SHORT EXERCISE: Write out the whole listing word for word.

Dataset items
-- begin --
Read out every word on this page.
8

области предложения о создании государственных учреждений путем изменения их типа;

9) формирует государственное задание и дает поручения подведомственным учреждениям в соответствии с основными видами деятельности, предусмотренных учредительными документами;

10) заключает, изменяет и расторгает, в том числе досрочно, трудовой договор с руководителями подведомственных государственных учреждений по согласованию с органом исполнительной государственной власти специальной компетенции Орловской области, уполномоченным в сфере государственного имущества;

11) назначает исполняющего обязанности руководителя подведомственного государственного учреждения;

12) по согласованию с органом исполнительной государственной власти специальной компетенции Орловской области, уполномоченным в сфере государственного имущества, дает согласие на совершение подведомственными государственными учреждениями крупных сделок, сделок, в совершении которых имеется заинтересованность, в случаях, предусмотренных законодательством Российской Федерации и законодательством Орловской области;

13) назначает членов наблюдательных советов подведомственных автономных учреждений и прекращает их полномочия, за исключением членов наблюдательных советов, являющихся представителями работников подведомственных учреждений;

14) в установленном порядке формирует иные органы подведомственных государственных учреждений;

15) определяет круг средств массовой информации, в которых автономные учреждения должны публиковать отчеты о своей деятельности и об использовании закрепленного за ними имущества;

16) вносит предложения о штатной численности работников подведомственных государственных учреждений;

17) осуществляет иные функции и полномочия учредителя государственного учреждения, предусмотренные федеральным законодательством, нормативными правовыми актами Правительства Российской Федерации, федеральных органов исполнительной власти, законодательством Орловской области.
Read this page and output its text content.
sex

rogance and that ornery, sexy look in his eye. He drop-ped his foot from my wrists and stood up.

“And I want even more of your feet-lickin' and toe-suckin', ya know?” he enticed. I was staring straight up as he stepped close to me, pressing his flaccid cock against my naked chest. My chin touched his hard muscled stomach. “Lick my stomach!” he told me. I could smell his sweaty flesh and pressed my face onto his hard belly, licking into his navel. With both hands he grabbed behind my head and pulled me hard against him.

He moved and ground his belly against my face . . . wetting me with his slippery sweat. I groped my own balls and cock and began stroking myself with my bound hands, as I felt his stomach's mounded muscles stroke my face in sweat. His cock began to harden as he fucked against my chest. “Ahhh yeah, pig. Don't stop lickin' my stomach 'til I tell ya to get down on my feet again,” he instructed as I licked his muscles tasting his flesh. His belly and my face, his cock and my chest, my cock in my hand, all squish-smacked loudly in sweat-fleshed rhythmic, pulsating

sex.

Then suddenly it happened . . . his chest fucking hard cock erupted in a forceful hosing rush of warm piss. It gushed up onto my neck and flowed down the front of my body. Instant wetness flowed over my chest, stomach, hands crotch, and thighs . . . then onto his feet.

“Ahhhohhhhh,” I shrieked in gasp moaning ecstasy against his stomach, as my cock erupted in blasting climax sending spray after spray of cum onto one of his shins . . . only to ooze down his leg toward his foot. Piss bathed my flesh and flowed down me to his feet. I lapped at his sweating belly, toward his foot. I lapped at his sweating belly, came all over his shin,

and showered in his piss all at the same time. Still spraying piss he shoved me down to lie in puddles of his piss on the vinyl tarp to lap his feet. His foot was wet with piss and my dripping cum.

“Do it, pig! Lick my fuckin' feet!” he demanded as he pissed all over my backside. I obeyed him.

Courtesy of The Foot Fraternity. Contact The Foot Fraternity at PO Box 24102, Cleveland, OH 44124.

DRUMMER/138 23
-- end --
THE REPLY:
Read out every word on this page.
8

области предложения о создании государственных учреждений путем изменения их типа;

9) формирует государственное задание и дает поручения подведомственным учреждениям в соответствии с основными видами деятельности, предусмотренных учредительными документами;

10) заключает, изменяет и расторгает, в том числе досрочно, трудовой договор с руководителями подведомственных государственных учреждений по согласованию с органом исполнительной государственной власти специальной компетенции Орловской области, уполномоченным в сфере государственного имущества;

11) назначает исполняющего обязанности руководителя подведомственного государственного учреждения;

12) по согласованию с органом исполнительной государственной власти специальной компетенции Орловской области, уполномоченным в сфере государственного имущества, дает согласие на совершение подведомственными государственными учреждениями крупных сделок, сделок, в совершении которых имеется заинтересованность, в случаях, предусмотренных законодательством Российской Федерации и законодательством Орловской области;

13) назначает членов наблюдательных советов подведомственных автономных учреждений и прекращает их полномочия, за исключением членов наблюдательных советов, являющихся представителями работников подведомственных учреждений;

14) в установленном порядке формирует иные органы подведомственных государственных учреждений;

15) определяет круг средств массовой информации, в которых автономные учреждения должны публиковать отчеты о своей деятельности и об использовании закрепленного за ними имущества;

16) вносит предложения о штатной численности работников подведомственных государственных учреждений;

17) осуществляет иные функции и полномочия учредителя государственного учреждения, предусмотренные федеральным законодательством, нормативными правовыми актами Правительства Российской Федерации, федеральных органов исполнительной власти, законодательством Орловской области.
Read this page and output its text content.
sex

rogance and that ornery, sexy look in his eye. He drop-ped his foot from my wrists and stood up.

“And I want even more of your feet-lickin' and toe-suckin', ya know?” he enticed. I was staring straight up as he stepped close to me, pressing his flaccid cock against my naked chest. My chin touched his hard muscled stomach. “Lick my stomach!” he told me. I could smell his sweaty flesh and pressed my face onto his hard belly, licking into his navel. With both hands he grabbed behind my head and pulled me hard against him.

He moved and ground his belly against my face . . . wetting me with his slippery sweat. I groped my own balls and cock and began stroking myself with my bound hands, as I felt his stomach's mounded muscles stroke my face in sweat. His cock began to harden as he fucked against my chest. “Ahhh yeah, pig. Don't stop lickin' my stomach 'til I tell ya to get down on my feet again,” he instructed as I licked his muscles tasting his flesh. His belly and my face, his cock and my chest, my cock in my hand, all squish-smacked loudly in sweat-fleshed rhythmic, pulsating

sex.

Then suddenly it happened . . . his chest fucking hard cock erupted in a forceful hosing rush of warm piss. It gushed up onto my neck and flowed down the front of my body. Instant wetness flowed over my chest, stomach, hands crotch, and thighs . . . then onto his feet.

“Ahhhohhhhh,” I shrieked in gasp moaning ecstasy against his stomach, as my cock erupted in blasting climax sending spray after spray of cum onto one of his shins . . . only to ooze down his leg toward his foot. Piss bathed my flesh and flowed down me to his feet. I lapped at his sweating belly, toward his foot. I lapped at his sweating belly, came all over his shin,

and showered in his piss all at the same time. Still spraying piss he shoved me down to lie in puddles of his piss on the vinyl tarp to lap his feet. His foot was wet with piss and my dripping cum.

“Do it, pig! Lick my fuckin' feet!” he demanded as he pissed all over my backside. I obeyed him.

Courtesy of The Foot Fraternity. Contact The Foot Fraternity at PO Box 24102, Cleveland, OH 44124.

DRUMMER/138 23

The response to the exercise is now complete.